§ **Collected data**
══════════
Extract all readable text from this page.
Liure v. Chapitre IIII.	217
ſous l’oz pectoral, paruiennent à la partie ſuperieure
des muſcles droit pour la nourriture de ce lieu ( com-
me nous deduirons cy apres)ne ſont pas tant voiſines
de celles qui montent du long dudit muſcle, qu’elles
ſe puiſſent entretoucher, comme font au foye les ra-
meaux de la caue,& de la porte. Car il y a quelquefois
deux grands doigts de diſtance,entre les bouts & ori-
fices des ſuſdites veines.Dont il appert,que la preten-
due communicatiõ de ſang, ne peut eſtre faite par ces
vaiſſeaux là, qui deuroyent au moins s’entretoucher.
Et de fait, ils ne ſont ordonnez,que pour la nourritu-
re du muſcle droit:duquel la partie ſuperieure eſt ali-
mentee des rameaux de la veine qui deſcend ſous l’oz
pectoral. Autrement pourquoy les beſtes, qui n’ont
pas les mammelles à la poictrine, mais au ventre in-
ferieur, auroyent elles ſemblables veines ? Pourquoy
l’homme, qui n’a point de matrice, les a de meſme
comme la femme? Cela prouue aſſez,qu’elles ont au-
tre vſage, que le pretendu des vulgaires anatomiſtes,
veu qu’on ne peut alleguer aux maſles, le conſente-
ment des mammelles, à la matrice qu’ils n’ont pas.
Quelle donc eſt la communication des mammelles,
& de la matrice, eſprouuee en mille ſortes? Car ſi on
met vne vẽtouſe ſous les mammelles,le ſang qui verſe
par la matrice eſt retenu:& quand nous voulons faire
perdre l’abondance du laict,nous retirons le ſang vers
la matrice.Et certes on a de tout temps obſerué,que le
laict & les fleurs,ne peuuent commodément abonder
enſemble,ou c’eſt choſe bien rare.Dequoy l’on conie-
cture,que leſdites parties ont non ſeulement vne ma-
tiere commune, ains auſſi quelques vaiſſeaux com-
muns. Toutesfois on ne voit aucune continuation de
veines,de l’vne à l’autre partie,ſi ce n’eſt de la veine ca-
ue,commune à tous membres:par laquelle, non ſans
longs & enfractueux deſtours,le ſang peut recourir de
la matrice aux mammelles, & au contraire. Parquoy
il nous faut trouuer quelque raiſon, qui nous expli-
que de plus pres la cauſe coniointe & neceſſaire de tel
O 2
══════════
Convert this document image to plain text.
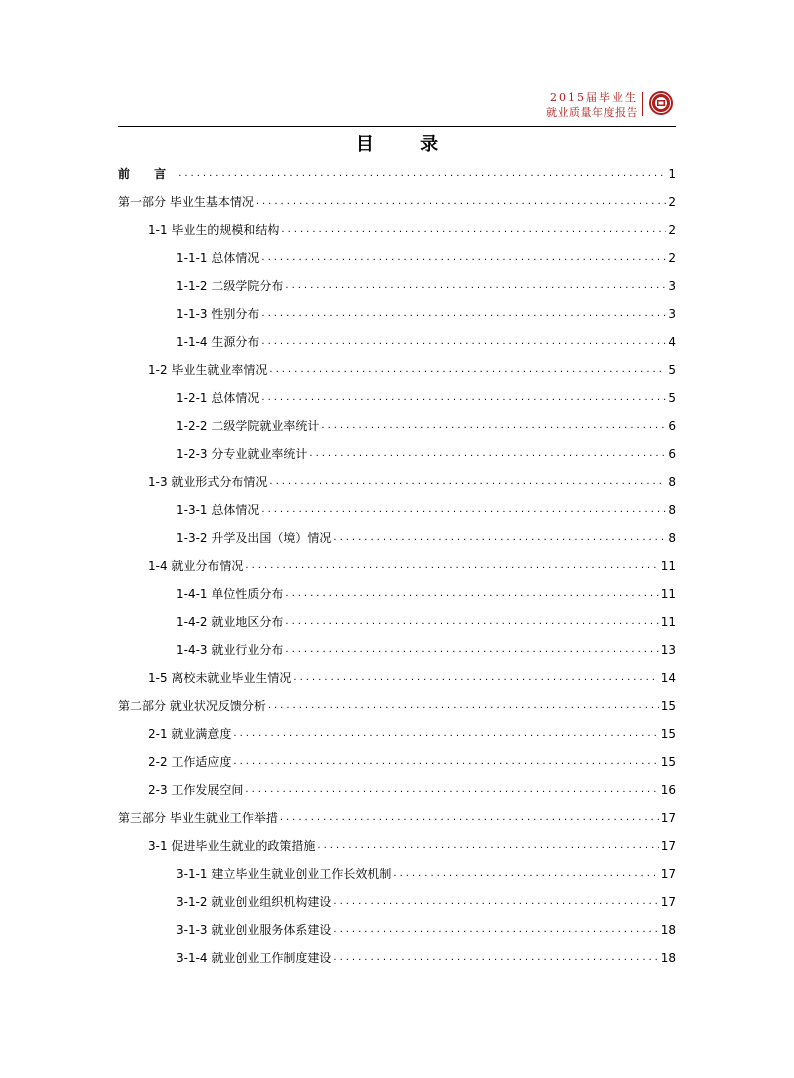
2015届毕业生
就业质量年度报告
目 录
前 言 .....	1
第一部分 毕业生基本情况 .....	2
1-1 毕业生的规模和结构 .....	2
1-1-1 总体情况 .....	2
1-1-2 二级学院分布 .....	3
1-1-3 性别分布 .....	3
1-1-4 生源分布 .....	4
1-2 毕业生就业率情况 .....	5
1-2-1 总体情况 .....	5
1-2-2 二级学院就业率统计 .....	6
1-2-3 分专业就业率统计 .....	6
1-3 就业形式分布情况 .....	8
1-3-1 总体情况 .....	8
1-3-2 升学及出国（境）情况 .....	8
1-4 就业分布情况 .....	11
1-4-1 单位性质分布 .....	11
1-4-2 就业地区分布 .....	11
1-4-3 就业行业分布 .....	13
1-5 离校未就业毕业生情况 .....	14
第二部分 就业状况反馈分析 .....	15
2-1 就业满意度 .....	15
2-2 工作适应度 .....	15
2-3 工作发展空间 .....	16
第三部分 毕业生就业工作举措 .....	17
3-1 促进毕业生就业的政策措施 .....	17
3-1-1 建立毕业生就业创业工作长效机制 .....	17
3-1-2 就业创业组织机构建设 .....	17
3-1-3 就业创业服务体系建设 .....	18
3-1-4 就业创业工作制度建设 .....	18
══════════
§ **WHAT IS REQUIRED**
Going through the lines above one by one, tally those with the word "ſous" and give only the total.

§ **THE OUTPUT**
3